## EXERCISE PROMPT
Produce a verbatim copy of the entries listed below.

────────────────────

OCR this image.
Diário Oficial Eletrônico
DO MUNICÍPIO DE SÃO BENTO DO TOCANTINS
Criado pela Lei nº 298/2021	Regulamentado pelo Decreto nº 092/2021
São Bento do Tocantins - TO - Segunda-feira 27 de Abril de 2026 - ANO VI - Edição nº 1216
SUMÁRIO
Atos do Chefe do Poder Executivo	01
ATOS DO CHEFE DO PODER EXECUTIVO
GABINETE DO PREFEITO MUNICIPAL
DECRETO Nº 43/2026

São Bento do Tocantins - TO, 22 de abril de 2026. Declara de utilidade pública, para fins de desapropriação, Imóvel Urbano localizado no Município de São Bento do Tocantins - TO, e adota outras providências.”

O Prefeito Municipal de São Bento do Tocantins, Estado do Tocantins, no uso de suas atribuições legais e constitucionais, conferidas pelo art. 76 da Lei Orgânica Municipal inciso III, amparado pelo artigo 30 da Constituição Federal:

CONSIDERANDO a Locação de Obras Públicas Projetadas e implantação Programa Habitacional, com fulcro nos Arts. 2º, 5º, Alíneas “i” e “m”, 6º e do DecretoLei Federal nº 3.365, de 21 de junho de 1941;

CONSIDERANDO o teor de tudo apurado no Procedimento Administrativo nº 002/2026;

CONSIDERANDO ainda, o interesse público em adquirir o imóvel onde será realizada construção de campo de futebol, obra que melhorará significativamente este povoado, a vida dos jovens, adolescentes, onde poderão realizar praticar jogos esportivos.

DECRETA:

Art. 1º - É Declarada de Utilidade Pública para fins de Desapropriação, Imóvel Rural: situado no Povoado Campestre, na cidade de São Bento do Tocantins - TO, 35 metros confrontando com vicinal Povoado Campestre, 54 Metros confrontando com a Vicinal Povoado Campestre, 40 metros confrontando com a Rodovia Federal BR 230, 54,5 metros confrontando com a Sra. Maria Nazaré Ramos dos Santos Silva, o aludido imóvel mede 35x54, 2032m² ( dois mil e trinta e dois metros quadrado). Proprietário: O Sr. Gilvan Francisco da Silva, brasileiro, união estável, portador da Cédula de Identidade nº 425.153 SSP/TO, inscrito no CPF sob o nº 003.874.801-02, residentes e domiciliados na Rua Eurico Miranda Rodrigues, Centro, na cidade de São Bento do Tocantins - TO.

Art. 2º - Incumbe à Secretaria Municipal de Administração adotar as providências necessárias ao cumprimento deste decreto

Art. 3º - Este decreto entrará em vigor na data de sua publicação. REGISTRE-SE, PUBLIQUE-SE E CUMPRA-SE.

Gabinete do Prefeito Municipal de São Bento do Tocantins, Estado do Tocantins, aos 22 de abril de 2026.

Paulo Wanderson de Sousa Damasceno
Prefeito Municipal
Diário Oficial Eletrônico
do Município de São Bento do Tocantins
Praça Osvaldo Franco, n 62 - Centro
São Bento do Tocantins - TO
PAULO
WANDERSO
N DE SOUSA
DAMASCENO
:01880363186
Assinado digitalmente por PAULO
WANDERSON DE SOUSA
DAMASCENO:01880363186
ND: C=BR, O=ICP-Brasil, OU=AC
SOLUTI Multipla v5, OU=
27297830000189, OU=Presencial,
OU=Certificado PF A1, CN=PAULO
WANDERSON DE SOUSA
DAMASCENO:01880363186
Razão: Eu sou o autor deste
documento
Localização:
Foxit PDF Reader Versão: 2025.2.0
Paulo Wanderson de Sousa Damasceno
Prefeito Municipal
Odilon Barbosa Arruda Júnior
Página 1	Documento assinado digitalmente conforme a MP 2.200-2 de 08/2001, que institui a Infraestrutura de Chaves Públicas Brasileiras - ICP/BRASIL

────────────────────

## RESPONSE TO THIS TASK
OCR this image.
Diário Oficial Eletrônico
DO MUNICÍPIO DE SÃO BENTO DO TOCANTINS
Criado pela Lei nº 298/2021	Regulamentado pelo Decreto nº 092/2021
São Bento do Tocantins - TO - Segunda-feira 27 de Abril de 2026 - ANO VI - Edição nº 1216
SUMÁRIO
Atos do Chefe do Poder Executivo	01
ATOS DO CHEFE DO PODER EXECUTIVO
GABINETE DO PREFEITO MUNICIPAL
DECRETO Nº 43/2026

São Bento do Tocantins - TO, 22 de abril de 2026. Declara de utilidade pública, para fins de desapropriação, Imóvel Urbano localizado no Município de São Bento do Tocantins - TO, e adota outras providências.”

O Prefeito Municipal de São Bento do Tocantins, Estado do Tocantins, no uso de suas atribuições legais e constitucionais, conferidas pelo art. 76 da Lei Orgânica Municipal inciso III, amparado pelo artigo 30 da Constituição Federal:

CONSIDERANDO a Locação de Obras Públicas Projetadas e implantação Programa Habitacional, com fulcro nos Arts. 2º, 5º, Alíneas “i” e “m”, 6º e do DecretoLei Federal nº 3.365, de 21 de junho de 1941;

CONSIDERANDO o teor de tudo apurado no Procedimento Administrativo nº 002/2026;

CONSIDERANDO ainda, o interesse público em adquirir o imóvel onde será realizada construção de campo de futebol, obra que melhorará significativamente este povoado, a vida dos jovens, adolescentes, onde poderão realizar praticar jogos esportivos.

DECRETA:

Art. 1º - É Declarada de Utilidade Pública para fins de Desapropriação, Imóvel Rural: situado no Povoado Campestre, na cidade de São Bento do Tocantins - TO, 35 metros confrontando com vicinal Povoado Campestre, 54 Metros confrontando com a Vicinal Povoado Campestre, 40 metros confrontando com a Rodovia Federal BR 230, 54,5 metros confrontando com a Sra. Maria Nazaré Ramos dos Santos Silva, o aludido imóvel mede 35x54, 2032m² ( dois mil e trinta e dois metros quadrado). Proprietário: O Sr. Gilvan Francisco da Silva, brasileiro, união estável, portador da Cédula de Identidade nº 425.153 SSP/TO, inscrito no CPF sob o nº 003.874.801-02, residentes e domiciliados na Rua Eurico Miranda Rodrigues, Centro, na cidade de São Bento do Tocantins - TO.

Art. 2º - Incumbe à Secretaria Municipal de Administração adotar as providências necessárias ao cumprimento deste decreto

Art. 3º - Este decreto entrará em vigor na data de sua publicação. REGISTRE-SE, PUBLIQUE-SE E CUMPRA-SE.

Gabinete do Prefeito Municipal de São Bento do Tocantins, Estado do Tocantins, aos 22 de abril de 2026.

Paulo Wanderson de Sousa Damasceno
Prefeito Municipal
Diário Oficial Eletrônico
do Município de São Bento do Tocantins
Praça Osvaldo Franco, n 62 - Centro
São Bento do Tocantins - TO
PAULO
WANDERSO
N DE SOUSA
DAMASCENO
:01880363186
Assinado digitalmente por PAULO
WANDERSON DE SOUSA
DAMASCENO:01880363186
ND: C=BR, O=ICP-Brasil, OU=AC
SOLUTI Multipla v5, OU=
27297830000189, OU=Presencial,
OU=Certificado PF A1, CN=PAULO
WANDERSON DE SOUSA
DAMASCENO:01880363186
Razão: Eu sou o autor deste
documento
Localização:
Foxit PDF Reader Versão: 2025.2.0
Paulo Wanderson de Sousa Damasceno
Prefeito Municipal
Odilon Barbosa Arruda Júnior
Página 1	Documento assinado digitalmente conforme a MP 2.200-2 de 08/2001, que institui a Infraestrutura de Chaves Públicas Brasileiras - ICP/BRASIL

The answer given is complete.